Requirement – Going through the material below, please gather all lines with the word "Geraden" in them.

Task material –
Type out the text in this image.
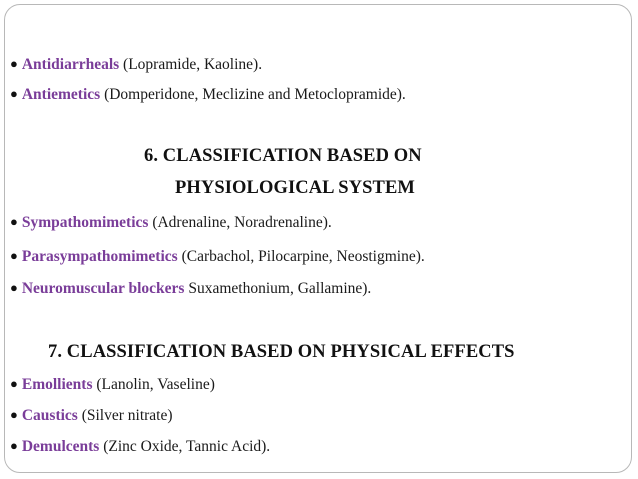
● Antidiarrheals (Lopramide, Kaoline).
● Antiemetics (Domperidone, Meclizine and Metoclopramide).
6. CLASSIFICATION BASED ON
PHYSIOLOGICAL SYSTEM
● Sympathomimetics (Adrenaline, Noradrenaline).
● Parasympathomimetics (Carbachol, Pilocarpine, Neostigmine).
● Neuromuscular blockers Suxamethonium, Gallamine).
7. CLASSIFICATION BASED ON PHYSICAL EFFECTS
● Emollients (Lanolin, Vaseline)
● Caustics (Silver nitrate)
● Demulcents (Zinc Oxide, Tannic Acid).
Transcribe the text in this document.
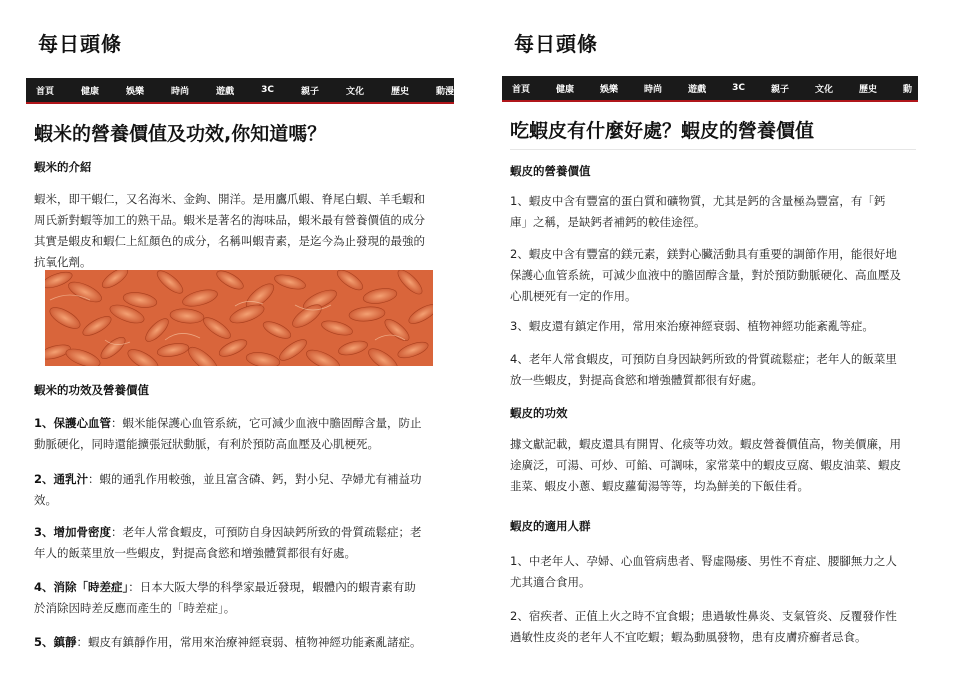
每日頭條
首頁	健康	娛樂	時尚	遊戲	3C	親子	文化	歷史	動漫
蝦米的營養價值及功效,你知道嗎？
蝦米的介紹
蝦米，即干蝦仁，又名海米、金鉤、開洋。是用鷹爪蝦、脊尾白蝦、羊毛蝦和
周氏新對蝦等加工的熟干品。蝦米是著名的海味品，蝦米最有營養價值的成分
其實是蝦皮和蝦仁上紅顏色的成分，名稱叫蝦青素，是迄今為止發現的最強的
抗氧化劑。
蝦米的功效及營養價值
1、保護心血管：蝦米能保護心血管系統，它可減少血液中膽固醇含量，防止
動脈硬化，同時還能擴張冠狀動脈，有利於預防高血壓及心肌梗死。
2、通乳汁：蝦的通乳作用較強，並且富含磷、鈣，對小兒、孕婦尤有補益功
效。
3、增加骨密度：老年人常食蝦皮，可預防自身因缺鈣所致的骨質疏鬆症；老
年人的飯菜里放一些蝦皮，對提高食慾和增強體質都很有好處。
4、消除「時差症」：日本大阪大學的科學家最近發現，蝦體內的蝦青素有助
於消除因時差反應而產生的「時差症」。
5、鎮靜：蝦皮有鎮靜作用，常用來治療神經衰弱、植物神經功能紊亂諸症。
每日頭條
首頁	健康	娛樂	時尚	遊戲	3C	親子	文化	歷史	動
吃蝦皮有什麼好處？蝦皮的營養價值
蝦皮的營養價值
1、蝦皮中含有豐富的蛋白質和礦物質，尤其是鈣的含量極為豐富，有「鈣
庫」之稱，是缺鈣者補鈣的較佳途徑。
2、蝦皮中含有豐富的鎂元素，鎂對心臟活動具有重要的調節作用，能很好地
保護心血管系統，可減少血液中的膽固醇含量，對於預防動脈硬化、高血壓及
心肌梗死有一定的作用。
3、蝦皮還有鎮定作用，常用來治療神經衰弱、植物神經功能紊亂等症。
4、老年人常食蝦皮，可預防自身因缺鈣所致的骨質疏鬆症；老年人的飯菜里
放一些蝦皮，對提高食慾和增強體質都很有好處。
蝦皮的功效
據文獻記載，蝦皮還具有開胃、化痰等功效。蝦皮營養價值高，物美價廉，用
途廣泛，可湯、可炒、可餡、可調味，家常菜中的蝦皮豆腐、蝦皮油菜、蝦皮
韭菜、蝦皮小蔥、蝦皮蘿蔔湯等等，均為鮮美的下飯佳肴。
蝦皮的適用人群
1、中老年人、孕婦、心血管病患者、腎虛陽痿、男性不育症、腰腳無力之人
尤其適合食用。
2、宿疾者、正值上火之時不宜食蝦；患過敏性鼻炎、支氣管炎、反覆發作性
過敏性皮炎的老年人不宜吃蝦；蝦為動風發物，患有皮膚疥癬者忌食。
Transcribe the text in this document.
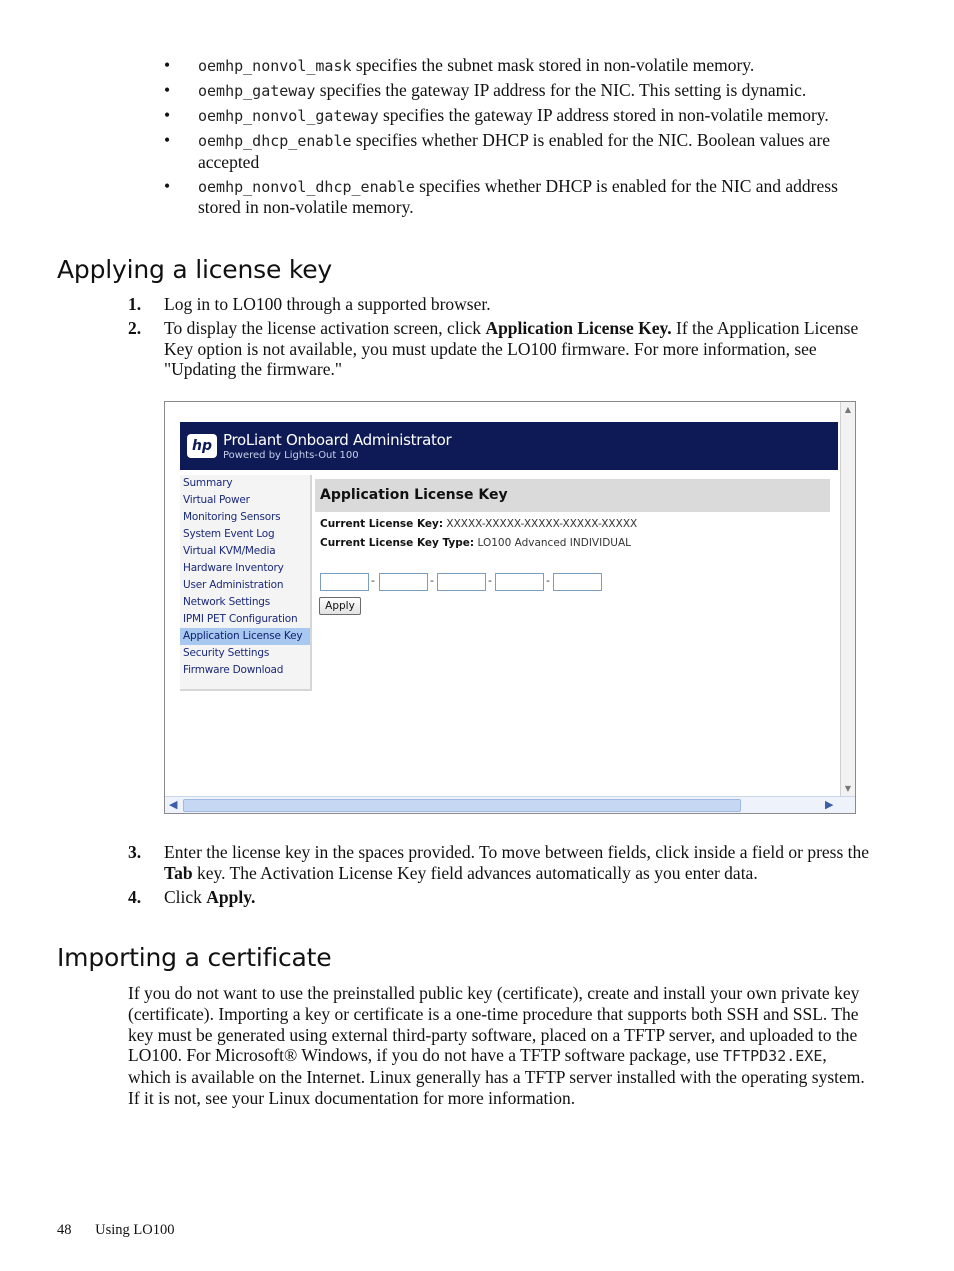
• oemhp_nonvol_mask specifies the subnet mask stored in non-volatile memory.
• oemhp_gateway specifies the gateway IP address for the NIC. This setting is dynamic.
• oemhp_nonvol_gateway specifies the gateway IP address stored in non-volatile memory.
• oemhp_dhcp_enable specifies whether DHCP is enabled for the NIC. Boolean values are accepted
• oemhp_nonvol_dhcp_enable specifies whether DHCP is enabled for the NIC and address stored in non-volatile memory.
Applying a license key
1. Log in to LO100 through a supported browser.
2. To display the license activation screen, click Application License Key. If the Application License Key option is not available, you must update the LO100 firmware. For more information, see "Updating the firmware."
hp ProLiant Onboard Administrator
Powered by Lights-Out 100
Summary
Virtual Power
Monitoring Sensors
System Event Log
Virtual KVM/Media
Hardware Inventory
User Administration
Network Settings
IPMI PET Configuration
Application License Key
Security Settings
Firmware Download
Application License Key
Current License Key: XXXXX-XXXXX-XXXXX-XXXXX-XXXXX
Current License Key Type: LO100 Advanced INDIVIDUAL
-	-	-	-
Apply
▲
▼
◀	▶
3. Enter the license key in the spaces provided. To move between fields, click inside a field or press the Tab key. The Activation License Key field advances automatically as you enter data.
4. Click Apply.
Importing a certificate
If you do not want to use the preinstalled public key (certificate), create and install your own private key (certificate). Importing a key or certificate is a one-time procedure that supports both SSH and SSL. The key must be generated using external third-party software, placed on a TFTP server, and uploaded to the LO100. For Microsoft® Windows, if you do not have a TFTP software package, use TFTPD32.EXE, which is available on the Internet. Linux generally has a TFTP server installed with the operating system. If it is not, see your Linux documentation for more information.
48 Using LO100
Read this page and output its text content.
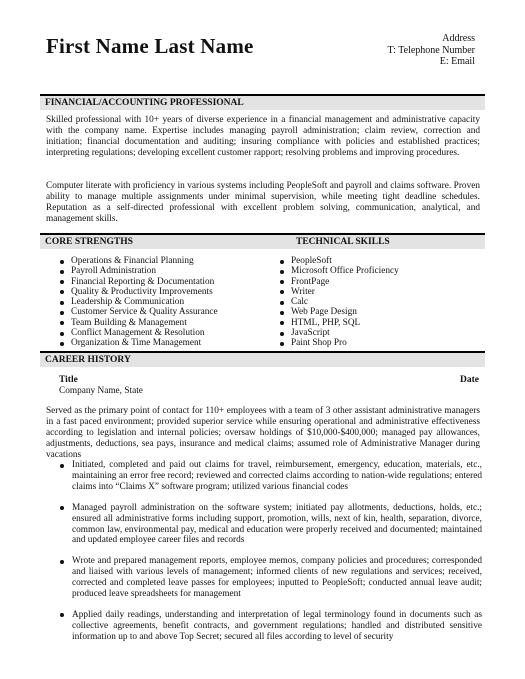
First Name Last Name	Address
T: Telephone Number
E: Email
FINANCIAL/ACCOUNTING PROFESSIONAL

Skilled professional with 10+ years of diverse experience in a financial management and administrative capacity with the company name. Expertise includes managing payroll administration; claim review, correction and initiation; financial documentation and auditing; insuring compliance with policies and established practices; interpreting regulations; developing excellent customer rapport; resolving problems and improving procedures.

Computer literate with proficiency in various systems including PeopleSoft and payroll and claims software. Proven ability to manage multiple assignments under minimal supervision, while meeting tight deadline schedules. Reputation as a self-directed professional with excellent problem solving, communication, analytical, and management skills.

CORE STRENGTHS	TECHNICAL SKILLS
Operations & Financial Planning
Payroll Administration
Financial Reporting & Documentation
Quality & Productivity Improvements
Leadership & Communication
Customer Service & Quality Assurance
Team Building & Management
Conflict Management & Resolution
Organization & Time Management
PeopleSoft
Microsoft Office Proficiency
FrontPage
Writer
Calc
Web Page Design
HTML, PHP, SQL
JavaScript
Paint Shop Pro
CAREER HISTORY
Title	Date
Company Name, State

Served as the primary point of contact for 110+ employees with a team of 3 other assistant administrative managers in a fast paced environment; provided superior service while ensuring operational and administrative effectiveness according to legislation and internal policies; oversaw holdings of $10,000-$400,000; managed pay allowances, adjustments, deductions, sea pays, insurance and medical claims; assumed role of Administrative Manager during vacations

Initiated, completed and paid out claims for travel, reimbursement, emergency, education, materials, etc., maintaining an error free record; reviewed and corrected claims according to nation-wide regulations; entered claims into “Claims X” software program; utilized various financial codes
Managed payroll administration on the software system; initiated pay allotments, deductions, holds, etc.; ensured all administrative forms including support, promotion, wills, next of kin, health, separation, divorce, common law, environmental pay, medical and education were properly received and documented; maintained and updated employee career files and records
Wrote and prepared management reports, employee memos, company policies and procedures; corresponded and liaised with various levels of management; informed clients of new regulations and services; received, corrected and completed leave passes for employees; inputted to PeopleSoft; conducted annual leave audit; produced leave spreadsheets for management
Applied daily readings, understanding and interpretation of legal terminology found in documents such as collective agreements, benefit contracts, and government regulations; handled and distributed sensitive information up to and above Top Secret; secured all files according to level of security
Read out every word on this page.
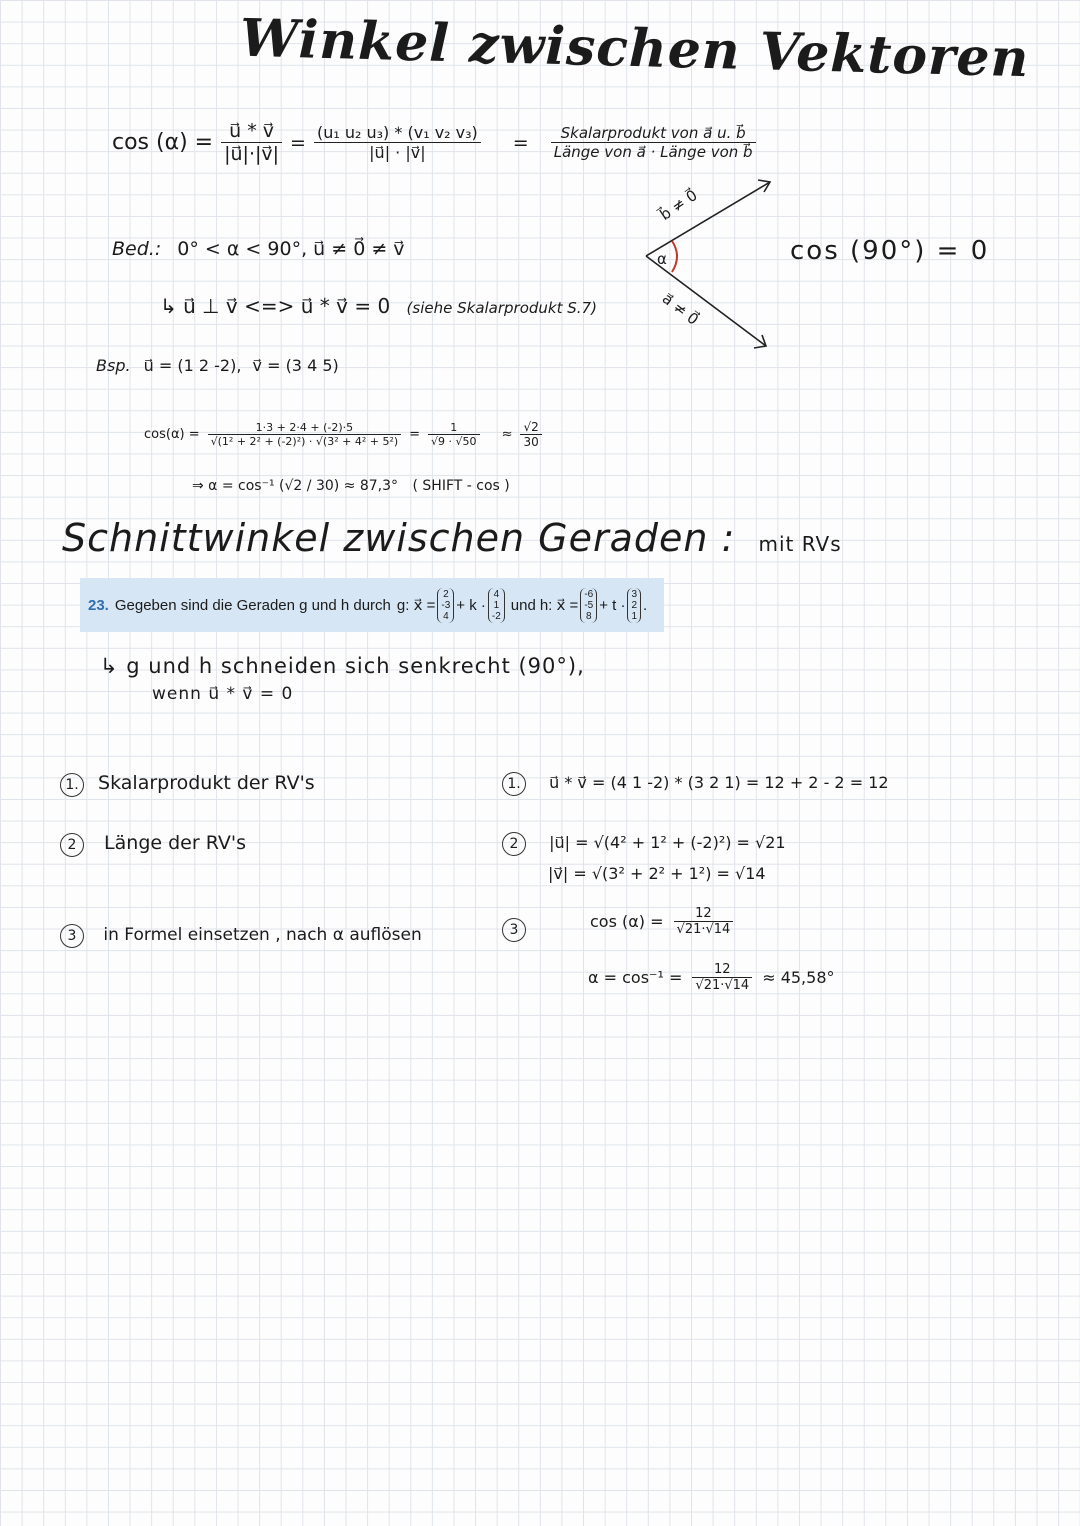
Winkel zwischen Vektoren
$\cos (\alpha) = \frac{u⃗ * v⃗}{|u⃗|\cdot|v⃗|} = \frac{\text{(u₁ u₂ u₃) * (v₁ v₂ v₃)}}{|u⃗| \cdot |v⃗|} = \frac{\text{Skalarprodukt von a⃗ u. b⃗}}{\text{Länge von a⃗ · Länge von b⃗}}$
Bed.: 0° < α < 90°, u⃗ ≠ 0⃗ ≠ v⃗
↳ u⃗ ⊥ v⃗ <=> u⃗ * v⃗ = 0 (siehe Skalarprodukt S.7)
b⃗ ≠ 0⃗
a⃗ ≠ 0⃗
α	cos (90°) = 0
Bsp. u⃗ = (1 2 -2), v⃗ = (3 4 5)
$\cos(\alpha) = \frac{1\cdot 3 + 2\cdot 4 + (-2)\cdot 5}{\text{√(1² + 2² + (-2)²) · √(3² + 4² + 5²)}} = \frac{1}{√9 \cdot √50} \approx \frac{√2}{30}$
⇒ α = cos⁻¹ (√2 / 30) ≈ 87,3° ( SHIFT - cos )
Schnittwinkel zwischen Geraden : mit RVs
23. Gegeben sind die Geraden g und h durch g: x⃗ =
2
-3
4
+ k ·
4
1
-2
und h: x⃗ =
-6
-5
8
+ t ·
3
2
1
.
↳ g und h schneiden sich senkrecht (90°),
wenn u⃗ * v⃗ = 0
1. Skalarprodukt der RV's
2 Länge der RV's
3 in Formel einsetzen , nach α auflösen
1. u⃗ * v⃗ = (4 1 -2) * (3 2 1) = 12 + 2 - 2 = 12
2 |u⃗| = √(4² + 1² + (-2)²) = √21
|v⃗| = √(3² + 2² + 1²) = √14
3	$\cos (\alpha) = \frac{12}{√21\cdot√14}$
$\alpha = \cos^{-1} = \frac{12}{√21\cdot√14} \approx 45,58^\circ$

Full response –
Schnittwinkel zwischen Geraden : mit RVs
23. Gegeben sind die Geraden g und h durch g: x⃗ =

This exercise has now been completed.